→ **Selected text**
↓↓↓
Personal information
- Full name: Eirini Chatziefstratiadou
- Nationality: Greece
- Born: September 2, 1995 (age 30) Thessaloniki, Greece
- Height: 1.85 m (6 ft 1 in)
- Weight: 78 kg (172 lb)
- Spike: 282 cm (111 in)
- Block: 237 cm (93 in)

Volleyball information
- Position: Middle blocker
- Current club: Olympiacos
- Number: 1

Career
| Years | Teams |
| 2009–2013 | Aias Evosmou |
| 2013–2015 | Miami Dade College |
| 2015–2017 | Columbia College |
| 2017–2018 | MTK Budapest |
| 2018–2019 | AON Pannaxiakos |
| 2019–2021 | AO Thiras |
| 2021–2026 | Panathinaikos |
| 2026– | Olympiacos |

National team
| 2011– | Greece |

= Eirini Chatziefstratiadou =

Greek volleyball player

Eirini Chatziefstratiadou (Ειρήνη Χατζηευστρατιάδου; born September 2, 1995, in Thessaloniki) is a Greek female professional volleyball player who plays as a middle blocker. She is a member of the Greece women's national volleyball team.
↑↑↑
→ **Set of tasks**
1 > Can you sum up the player profile of Eirini Chatziefstratiadou in two sentences?
2 > Write out, word for word, the part of the player profile that opens with the words containing "Greek volleyball player" and closes with "national volleyball team.".
3 > Answer these questions from the player profile of Eirini Chatziefstratiadou:
(a) How tall is she?
(b) Which team did she play for from 2017 to 2018?
(c) What number does she wear?

→ **Provided material**
↓↓↓
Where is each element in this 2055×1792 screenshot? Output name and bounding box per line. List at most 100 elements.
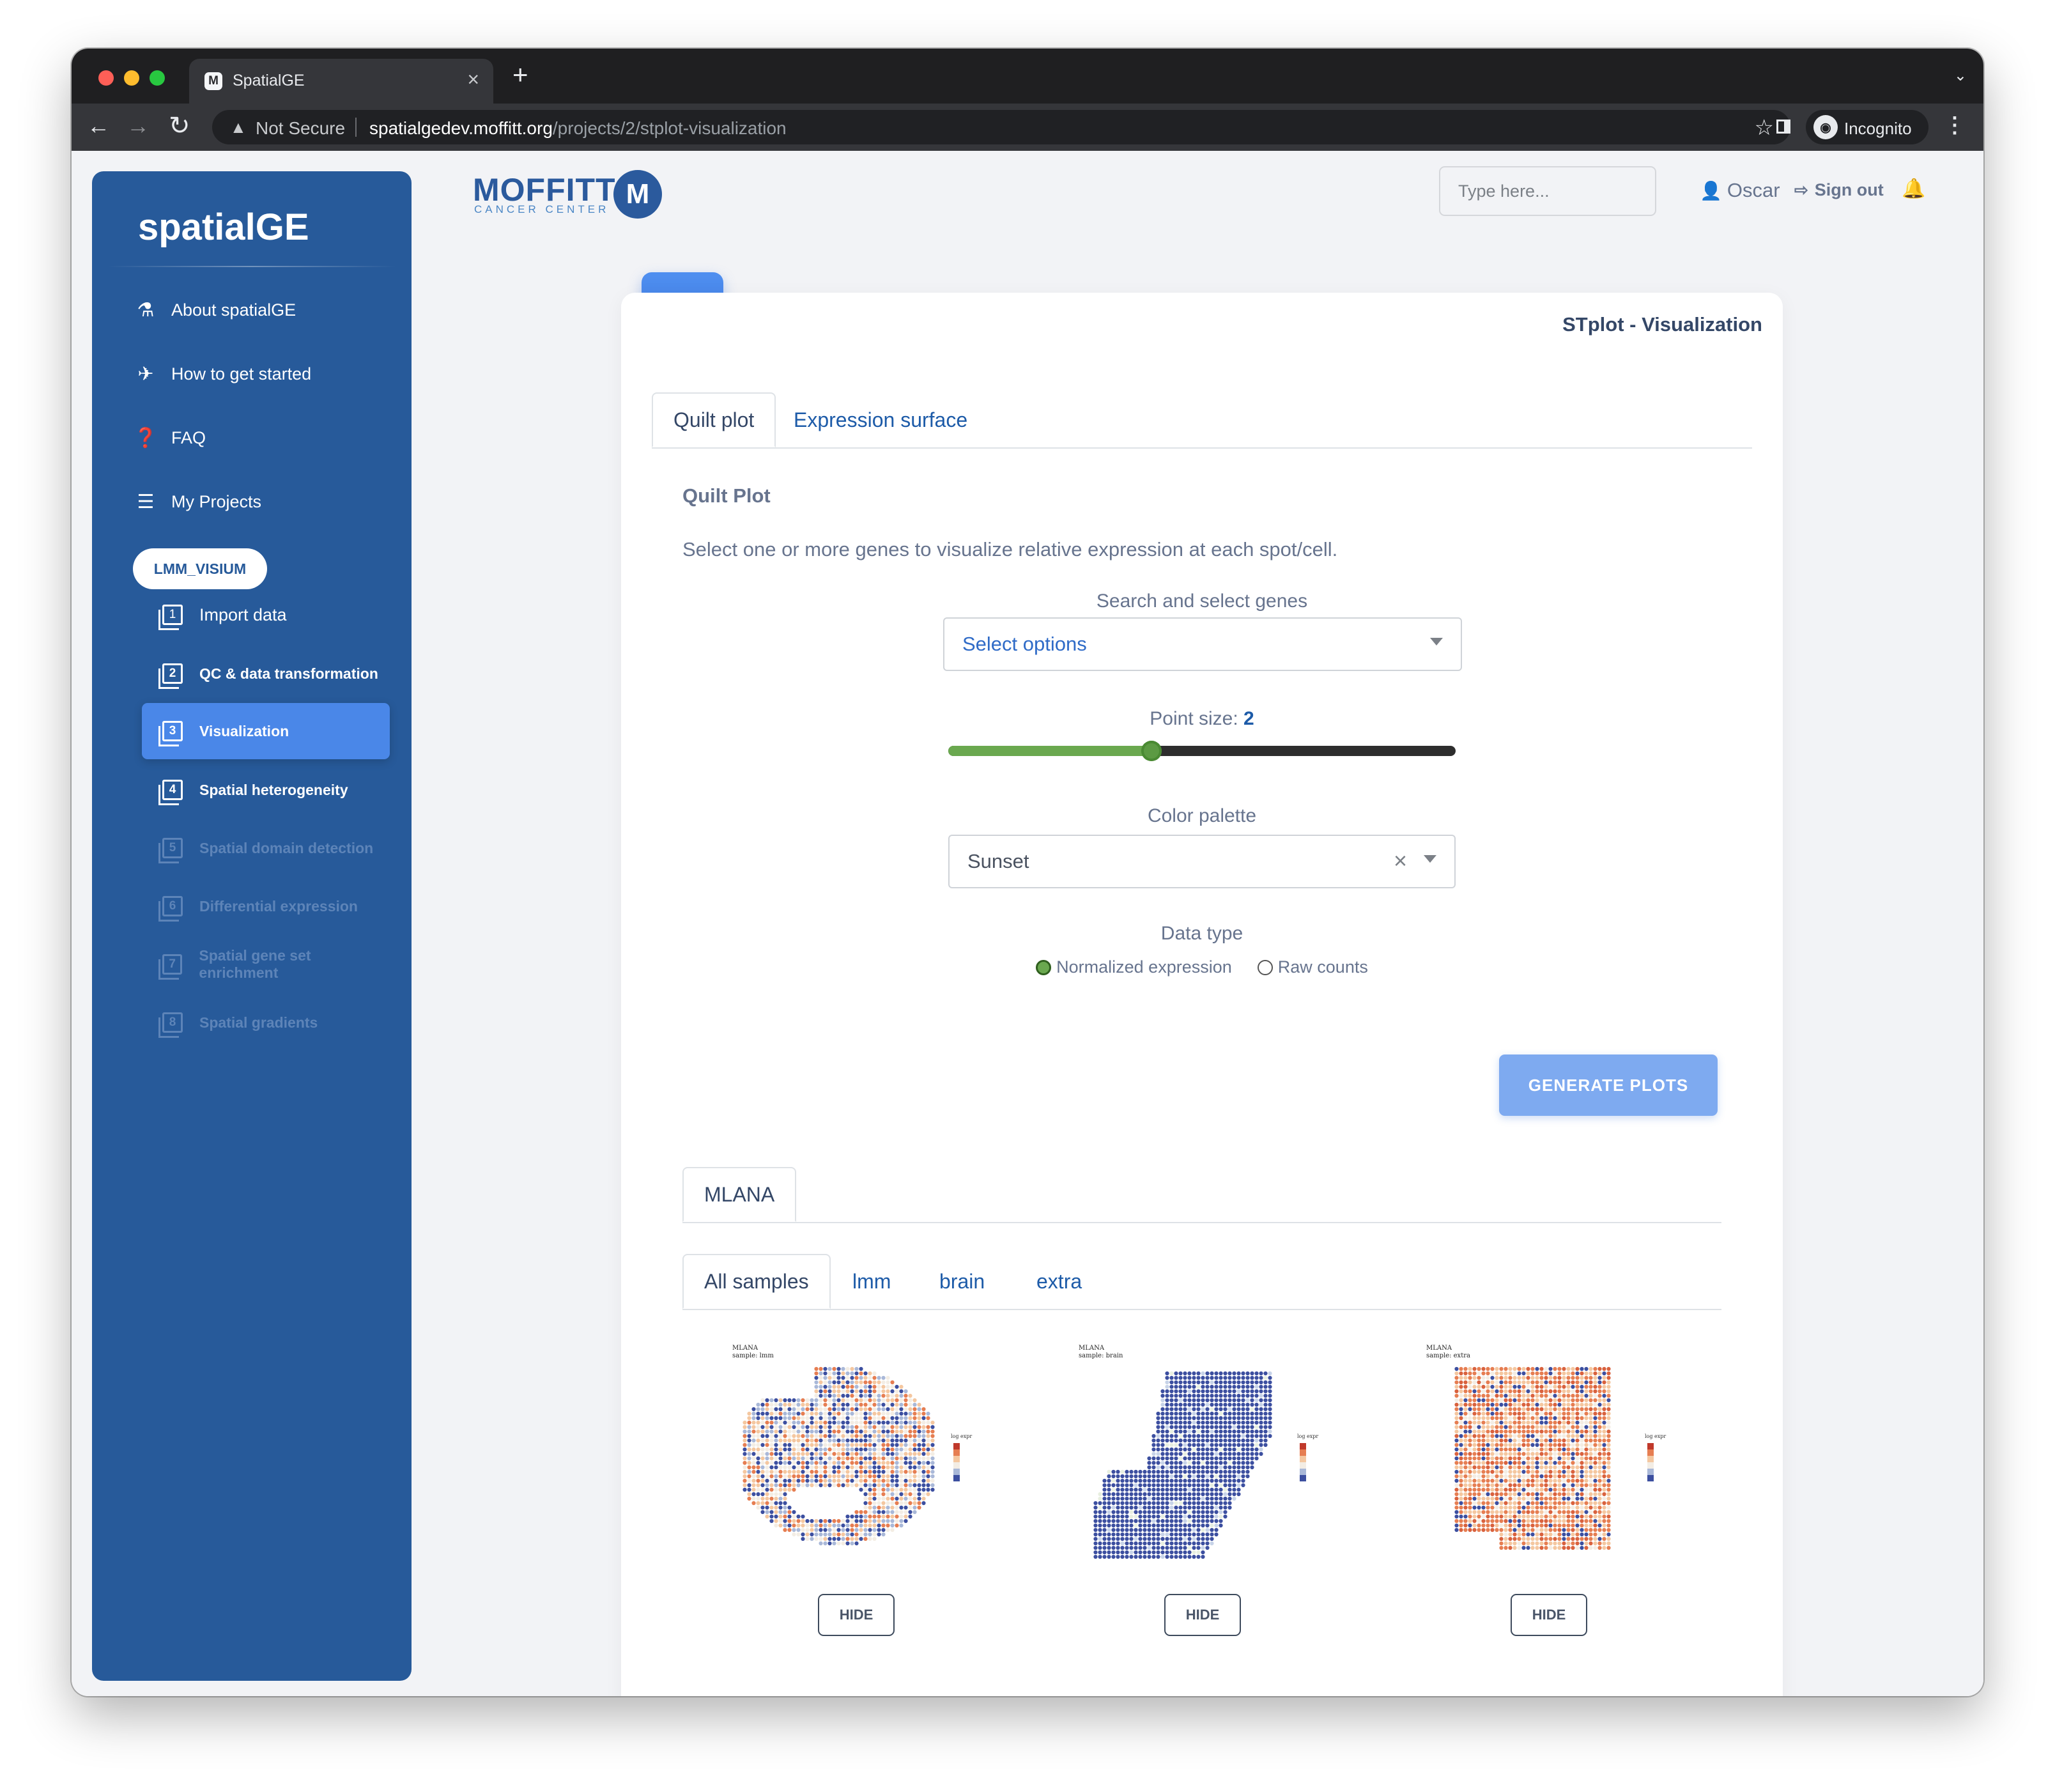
↑↑↑
→ **Results of the exercise**
1 > Eirini Chatziefstratiadou, born September 2, 1995, in Thessaloniki, is a Greek professional volleyball player who plays as a middle blocker and is a member of the Greece women's national volleyball team. Her career runs from Aias Evosmou in 2009 through clubs including MTK Budapest and Panathinaikos to her current club, Olympiacos.

2 >
Greek volleyball player

Eirini Chatziefstratiadou (Ειρήνη Χατζηευστρατιάδου; born September 2, 1995, in Thessaloniki) is a Greek female professional volleyball player who plays as a middle blocker. She is a member of the Greece women's national volleyball team.

3 >
(a) 1.85 m (6 ft 1 in)
(b) MTK Budapest
(c) 1